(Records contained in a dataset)

* Begin *

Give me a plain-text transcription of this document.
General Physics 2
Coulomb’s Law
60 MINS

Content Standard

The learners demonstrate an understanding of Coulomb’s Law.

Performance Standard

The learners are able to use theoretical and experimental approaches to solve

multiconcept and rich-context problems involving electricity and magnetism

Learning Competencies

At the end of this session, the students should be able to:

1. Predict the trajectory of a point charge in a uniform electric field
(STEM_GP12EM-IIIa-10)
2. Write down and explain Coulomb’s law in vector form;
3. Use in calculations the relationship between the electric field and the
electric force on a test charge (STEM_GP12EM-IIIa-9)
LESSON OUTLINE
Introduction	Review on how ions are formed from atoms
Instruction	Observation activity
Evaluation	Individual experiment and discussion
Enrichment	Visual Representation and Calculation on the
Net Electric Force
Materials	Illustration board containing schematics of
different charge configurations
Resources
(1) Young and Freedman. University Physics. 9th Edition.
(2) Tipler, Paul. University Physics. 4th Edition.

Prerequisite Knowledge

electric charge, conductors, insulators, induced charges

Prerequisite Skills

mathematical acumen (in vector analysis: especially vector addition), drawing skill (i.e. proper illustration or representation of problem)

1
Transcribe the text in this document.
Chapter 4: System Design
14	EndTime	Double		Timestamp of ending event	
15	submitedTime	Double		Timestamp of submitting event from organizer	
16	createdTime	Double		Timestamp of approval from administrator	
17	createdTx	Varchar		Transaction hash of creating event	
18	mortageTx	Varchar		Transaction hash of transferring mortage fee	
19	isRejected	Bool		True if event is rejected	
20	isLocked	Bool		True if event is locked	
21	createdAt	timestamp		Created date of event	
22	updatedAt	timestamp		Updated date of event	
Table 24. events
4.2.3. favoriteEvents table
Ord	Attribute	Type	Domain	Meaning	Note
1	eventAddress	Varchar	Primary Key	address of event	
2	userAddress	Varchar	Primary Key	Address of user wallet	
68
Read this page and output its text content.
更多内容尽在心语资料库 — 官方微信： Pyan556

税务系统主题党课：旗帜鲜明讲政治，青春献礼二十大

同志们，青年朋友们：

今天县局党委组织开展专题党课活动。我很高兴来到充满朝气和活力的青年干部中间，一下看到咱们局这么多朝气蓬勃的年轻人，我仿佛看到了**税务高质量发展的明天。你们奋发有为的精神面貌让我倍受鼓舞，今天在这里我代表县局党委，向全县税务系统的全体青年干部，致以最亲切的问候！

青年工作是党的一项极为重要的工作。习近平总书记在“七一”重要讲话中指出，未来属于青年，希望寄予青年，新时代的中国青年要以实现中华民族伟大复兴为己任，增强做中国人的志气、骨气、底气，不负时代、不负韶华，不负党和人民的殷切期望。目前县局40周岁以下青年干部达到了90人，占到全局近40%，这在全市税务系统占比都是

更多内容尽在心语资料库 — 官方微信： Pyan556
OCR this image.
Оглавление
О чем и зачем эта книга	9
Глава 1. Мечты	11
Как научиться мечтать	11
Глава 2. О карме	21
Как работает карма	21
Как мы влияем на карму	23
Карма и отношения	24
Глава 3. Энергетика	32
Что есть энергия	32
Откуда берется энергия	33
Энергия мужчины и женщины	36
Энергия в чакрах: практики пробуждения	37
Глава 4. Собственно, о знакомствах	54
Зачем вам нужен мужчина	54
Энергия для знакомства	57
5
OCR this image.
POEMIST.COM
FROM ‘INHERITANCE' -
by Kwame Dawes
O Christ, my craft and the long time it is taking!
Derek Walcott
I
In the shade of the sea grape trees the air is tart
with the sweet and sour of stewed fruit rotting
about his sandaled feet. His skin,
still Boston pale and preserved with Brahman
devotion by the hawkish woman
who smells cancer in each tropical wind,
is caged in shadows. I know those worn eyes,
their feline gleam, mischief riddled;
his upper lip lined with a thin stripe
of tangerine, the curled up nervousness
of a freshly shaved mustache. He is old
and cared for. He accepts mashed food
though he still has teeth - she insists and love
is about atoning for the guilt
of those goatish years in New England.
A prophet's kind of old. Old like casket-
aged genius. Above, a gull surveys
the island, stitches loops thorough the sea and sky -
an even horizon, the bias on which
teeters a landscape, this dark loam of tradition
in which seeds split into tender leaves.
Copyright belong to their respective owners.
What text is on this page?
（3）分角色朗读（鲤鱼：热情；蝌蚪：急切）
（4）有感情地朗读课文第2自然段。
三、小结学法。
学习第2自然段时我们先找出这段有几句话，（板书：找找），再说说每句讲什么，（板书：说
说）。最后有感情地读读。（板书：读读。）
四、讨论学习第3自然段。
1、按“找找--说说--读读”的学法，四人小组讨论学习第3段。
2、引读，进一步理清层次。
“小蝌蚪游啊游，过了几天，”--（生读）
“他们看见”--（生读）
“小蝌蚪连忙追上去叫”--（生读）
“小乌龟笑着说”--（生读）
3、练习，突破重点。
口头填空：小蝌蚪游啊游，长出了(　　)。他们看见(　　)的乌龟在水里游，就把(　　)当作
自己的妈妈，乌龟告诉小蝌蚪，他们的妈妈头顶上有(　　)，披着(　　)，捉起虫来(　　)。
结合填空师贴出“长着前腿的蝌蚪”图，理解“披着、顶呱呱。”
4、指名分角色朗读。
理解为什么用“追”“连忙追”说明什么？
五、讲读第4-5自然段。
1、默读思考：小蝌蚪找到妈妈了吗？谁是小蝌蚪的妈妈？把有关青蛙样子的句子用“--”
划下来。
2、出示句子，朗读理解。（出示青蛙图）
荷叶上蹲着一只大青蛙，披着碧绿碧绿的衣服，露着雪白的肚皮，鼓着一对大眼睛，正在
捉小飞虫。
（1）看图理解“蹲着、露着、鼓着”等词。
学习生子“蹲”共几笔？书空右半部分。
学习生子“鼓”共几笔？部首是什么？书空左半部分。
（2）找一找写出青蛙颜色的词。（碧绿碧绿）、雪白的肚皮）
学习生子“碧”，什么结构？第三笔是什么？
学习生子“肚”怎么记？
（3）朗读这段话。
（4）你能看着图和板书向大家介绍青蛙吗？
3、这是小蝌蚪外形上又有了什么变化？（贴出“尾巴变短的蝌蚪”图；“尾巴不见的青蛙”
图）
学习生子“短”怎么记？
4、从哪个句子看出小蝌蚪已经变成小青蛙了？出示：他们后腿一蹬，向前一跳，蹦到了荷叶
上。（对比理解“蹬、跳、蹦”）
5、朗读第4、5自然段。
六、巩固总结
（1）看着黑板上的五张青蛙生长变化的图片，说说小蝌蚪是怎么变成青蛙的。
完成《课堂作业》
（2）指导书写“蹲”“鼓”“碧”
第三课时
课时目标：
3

* End *

STATED EXERCISE ▸ Print all the data exactly.

THE REPLY ▸
Give me a plain-text transcription of this document.
General Physics 2
Coulomb’s Law
60 MINS

Content Standard

The learners demonstrate an understanding of Coulomb’s Law.

Performance Standard

The learners are able to use theoretical and experimental approaches to solve

multiconcept and rich-context problems involving electricity and magnetism

Learning Competencies

At the end of this session, the students should be able to:

1. Predict the trajectory of a point charge in a uniform electric field
(STEM_GP12EM-IIIa-10)
2. Write down and explain Coulomb’s law in vector form;
3. Use in calculations the relationship between the electric field and the
electric force on a test charge (STEM_GP12EM-IIIa-9)
LESSON OUTLINE
Introduction	Review on how ions are formed from atoms
Instruction	Observation activity
Evaluation	Individual experiment and discussion
Enrichment	Visual Representation and Calculation on the
Net Electric Force
Materials	Illustration board containing schematics of
different charge configurations
Resources
(1) Young and Freedman. University Physics. 9th Edition.
(2) Tipler, Paul. University Physics. 4th Edition.

Prerequisite Knowledge

electric charge, conductors, insulators, induced charges

Prerequisite Skills

mathematical acumen (in vector analysis: especially vector addition), drawing skill (i.e. proper illustration or representation of problem)

1
Transcribe the text in this document.
Chapter 4: System Design
14	EndTime	Double		Timestamp of ending event	
15	submitedTime	Double		Timestamp of submitting event from organizer	
16	createdTime	Double		Timestamp of approval from administrator	
17	createdTx	Varchar		Transaction hash of creating event	
18	mortageTx	Varchar		Transaction hash of transferring mortage fee	
19	isRejected	Bool		True if event is rejected	
20	isLocked	Bool		True if event is locked	
21	createdAt	timestamp		Created date of event	
22	updatedAt	timestamp		Updated date of event	
Table 24. events
4.2.3. favoriteEvents table
Ord	Attribute	Type	Domain	Meaning	Note
1	eventAddress	Varchar	Primary Key	address of event	
2	userAddress	Varchar	Primary Key	Address of user wallet	
68
Read this page and output its text content.
更多内容尽在心语资料库 — 官方微信： Pyan556

税务系统主题党课：旗帜鲜明讲政治，青春献礼二十大

同志们，青年朋友们：

今天县局党委组织开展专题党课活动。我很高兴来到充满朝气和活力的青年干部中间，一下看到咱们局这么多朝气蓬勃的年轻人，我仿佛看到了**税务高质量发展的明天。你们奋发有为的精神面貌让我倍受鼓舞，今天在这里我代表县局党委，向全县税务系统的全体青年干部，致以最亲切的问候！

青年工作是党的一项极为重要的工作。习近平总书记在“七一”重要讲话中指出，未来属于青年，希望寄予青年，新时代的中国青年要以实现中华民族伟大复兴为己任，增强做中国人的志气、骨气、底气，不负时代、不负韶华，不负党和人民的殷切期望。目前县局40周岁以下青年干部达到了90人，占到全局近40%，这在全市税务系统占比都是

更多内容尽在心语资料库 — 官方微信： Pyan556
OCR this image.
Оглавление
О чем и зачем эта книга	9
Глава 1. Мечты	11
Как научиться мечтать	11
Глава 2. О карме	21
Как работает карма	21
Как мы влияем на карму	23
Карма и отношения	24
Глава 3. Энергетика	32
Что есть энергия	32
Откуда берется энергия	33
Энергия мужчины и женщины	36
Энергия в чакрах: практики пробуждения	37
Глава 4. Собственно, о знакомствах	54
Зачем вам нужен мужчина	54
Энергия для знакомства	57
5
OCR this image.
POEMIST.COM
FROM ‘INHERITANCE' -
by Kwame Dawes
O Christ, my craft and the long time it is taking!
Derek Walcott
I
In the shade of the sea grape trees the air is tart
with the sweet and sour of stewed fruit rotting
about his sandaled feet. His skin,
still Boston pale and preserved with Brahman
devotion by the hawkish woman
who smells cancer in each tropical wind,
is caged in shadows. I know those worn eyes,
their feline gleam, mischief riddled;
his upper lip lined with a thin stripe
of tangerine, the curled up nervousness
of a freshly shaved mustache. He is old
and cared for. He accepts mashed food
though he still has teeth - she insists and love
is about atoning for the guilt
of those goatish years in New England.
A prophet's kind of old. Old like casket-
aged genius. Above, a gull surveys
the island, stitches loops thorough the sea and sky -
an even horizon, the bias on which
teeters a landscape, this dark loam of tradition
in which seeds split into tender leaves.
Copyright belong to their respective owners.
What text is on this page?
（3）分角色朗读（鲤鱼：热情；蝌蚪：急切）
（4）有感情地朗读课文第2自然段。
三、小结学法。
学习第2自然段时我们先找出这段有几句话，（板书：找找），再说说每句讲什么，（板书：说
说）。最后有感情地读读。（板书：读读。）
四、讨论学习第3自然段。
1、按“找找--说说--读读”的学法，四人小组讨论学习第3段。
2、引读，进一步理清层次。
“小蝌蚪游啊游，过了几天，”--（生读）
“他们看见”--（生读）
“小蝌蚪连忙追上去叫”--（生读）
“小乌龟笑着说”--（生读）
3、练习，突破重点。
口头填空：小蝌蚪游啊游，长出了(　　)。他们看见(　　)的乌龟在水里游，就把(　　)当作
自己的妈妈，乌龟告诉小蝌蚪，他们的妈妈头顶上有(　　)，披着(　　)，捉起虫来(　　)。
结合填空师贴出“长着前腿的蝌蚪”图，理解“披着、顶呱呱。”
4、指名分角色朗读。
理解为什么用“追”“连忙追”说明什么？
五、讲读第4-5自然段。
1、默读思考：小蝌蚪找到妈妈了吗？谁是小蝌蚪的妈妈？把有关青蛙样子的句子用“--”
划下来。
2、出示句子，朗读理解。（出示青蛙图）
荷叶上蹲着一只大青蛙，披着碧绿碧绿的衣服，露着雪白的肚皮，鼓着一对大眼睛，正在
捉小飞虫。
（1）看图理解“蹲着、露着、鼓着”等词。
学习生子“蹲”共几笔？书空右半部分。
学习生子“鼓”共几笔？部首是什么？书空左半部分。
（2）找一找写出青蛙颜色的词。（碧绿碧绿）、雪白的肚皮）
学习生子“碧”，什么结构？第三笔是什么？
学习生子“肚”怎么记？
（3）朗读这段话。
（4）你能看着图和板书向大家介绍青蛙吗？
3、这是小蝌蚪外形上又有了什么变化？（贴出“尾巴变短的蝌蚪”图；“尾巴不见的青蛙”
图）
学习生子“短”怎么记？
4、从哪个句子看出小蝌蚪已经变成小青蛙了？出示：他们后腿一蹬，向前一跳，蹦到了荷叶
上。（对比理解“蹬、跳、蹦”）
5、朗读第4、5自然段。
六、巩固总结
（1）看着黑板上的五张青蛙生长变化的图片，说说小蝌蚪是怎么变成青蛙的。
完成《课堂作业》
（2）指导书写“蹲”“鼓”“碧”
第三课时
课时目标：
3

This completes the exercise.